◆ Page text:
§
Crowned as the 2023-24 Oklahoma Czech-Slovak Royalty were:

  • Queen Aspen Hein, 17, of Yukon.
  • Junior Queen Sophie Gering, 13, of Oklahoma City.
  • Prince Elliott Gering, 10, of Oklahoma City.
  • Princess Emma Fraser, 9, of Edmond.

They will represent Oklahoma Czechs, Inc. during many festivals, parades and other special events over the next 12 months. Among them is the annual Czech Christmas Market this December in Yukon.

A royalty coronation ball followed Saturday night at historic Yukon Czech Hall, 205 N Czech Hall Road. The Bohemian Knights and Masopust Polka Band performed as the audience danced the evening away.
§
◆ Entries:
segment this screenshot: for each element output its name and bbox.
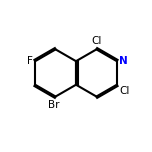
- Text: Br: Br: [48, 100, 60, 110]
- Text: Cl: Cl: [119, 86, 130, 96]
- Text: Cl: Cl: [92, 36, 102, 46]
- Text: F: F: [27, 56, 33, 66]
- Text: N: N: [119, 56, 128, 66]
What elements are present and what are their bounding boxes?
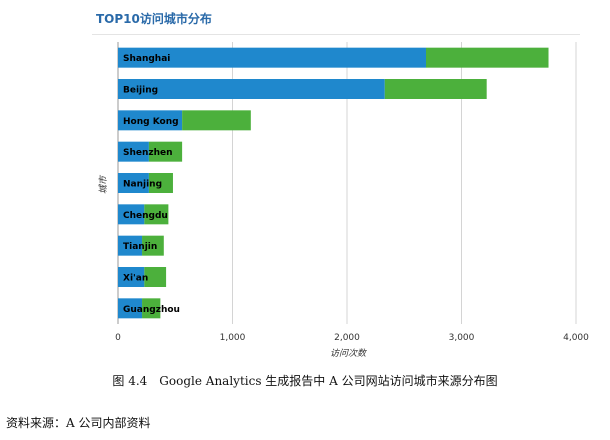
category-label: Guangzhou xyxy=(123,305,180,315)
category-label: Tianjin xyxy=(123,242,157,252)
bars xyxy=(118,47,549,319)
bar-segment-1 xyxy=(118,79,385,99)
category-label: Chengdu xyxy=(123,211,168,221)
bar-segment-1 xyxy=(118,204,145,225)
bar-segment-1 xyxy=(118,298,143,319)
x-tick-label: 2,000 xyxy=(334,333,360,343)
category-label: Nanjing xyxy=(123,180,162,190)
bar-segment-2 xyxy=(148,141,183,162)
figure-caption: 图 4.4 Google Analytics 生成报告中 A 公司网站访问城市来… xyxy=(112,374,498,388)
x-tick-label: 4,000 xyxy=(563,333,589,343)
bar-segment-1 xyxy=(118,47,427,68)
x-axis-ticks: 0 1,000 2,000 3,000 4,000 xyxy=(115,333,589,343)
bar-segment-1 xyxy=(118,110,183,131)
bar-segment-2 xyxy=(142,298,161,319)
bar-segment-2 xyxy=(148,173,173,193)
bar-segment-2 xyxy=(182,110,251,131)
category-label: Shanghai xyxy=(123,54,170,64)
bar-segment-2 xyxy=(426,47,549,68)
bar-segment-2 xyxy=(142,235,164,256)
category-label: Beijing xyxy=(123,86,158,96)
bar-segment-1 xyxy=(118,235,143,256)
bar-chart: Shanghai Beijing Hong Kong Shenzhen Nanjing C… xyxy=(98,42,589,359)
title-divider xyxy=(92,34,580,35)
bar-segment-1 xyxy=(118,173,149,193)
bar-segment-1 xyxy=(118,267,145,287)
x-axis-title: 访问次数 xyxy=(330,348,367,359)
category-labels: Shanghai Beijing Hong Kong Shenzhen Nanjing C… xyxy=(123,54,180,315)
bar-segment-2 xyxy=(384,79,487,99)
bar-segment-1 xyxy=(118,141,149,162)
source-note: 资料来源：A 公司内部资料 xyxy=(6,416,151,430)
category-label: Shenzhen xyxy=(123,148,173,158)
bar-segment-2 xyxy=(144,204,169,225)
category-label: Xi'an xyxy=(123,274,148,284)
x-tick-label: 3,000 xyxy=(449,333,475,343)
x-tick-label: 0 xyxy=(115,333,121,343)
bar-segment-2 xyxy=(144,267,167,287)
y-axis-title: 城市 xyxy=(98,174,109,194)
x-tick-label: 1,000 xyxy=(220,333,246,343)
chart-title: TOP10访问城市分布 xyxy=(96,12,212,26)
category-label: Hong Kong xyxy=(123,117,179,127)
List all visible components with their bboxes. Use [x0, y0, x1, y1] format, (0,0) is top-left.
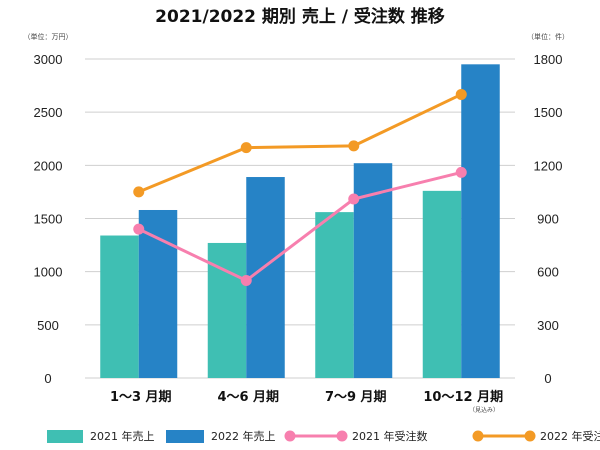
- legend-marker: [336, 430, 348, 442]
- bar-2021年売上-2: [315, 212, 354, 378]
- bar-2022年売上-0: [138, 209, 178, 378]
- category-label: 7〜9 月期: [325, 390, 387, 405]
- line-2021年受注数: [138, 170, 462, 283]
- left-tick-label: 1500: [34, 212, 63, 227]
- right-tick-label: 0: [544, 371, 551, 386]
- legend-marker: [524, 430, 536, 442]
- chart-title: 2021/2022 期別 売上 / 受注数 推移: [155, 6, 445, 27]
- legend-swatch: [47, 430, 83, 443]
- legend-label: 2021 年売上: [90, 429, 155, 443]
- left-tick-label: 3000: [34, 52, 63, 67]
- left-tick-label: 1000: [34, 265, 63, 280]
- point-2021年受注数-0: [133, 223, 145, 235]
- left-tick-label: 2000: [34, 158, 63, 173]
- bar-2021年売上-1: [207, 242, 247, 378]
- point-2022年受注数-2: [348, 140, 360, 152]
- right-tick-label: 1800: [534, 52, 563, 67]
§
◆ Task set:
**A)** List each member of the 2023-24 Oklahoma Czech-Slovak Royalty named in the royalty text, with the title each holds.
**B)** According to the royalty text, where was the coronation ball held?

◆ Solutions to the exercise:
**A)**
Queen Aspen Hein
Junior Queen Sophie Gering
Prince Elliott Gering
Princess Emma Fraser

**B)** At historic Yukon Czech Hall, 205 N Czech Hall Road.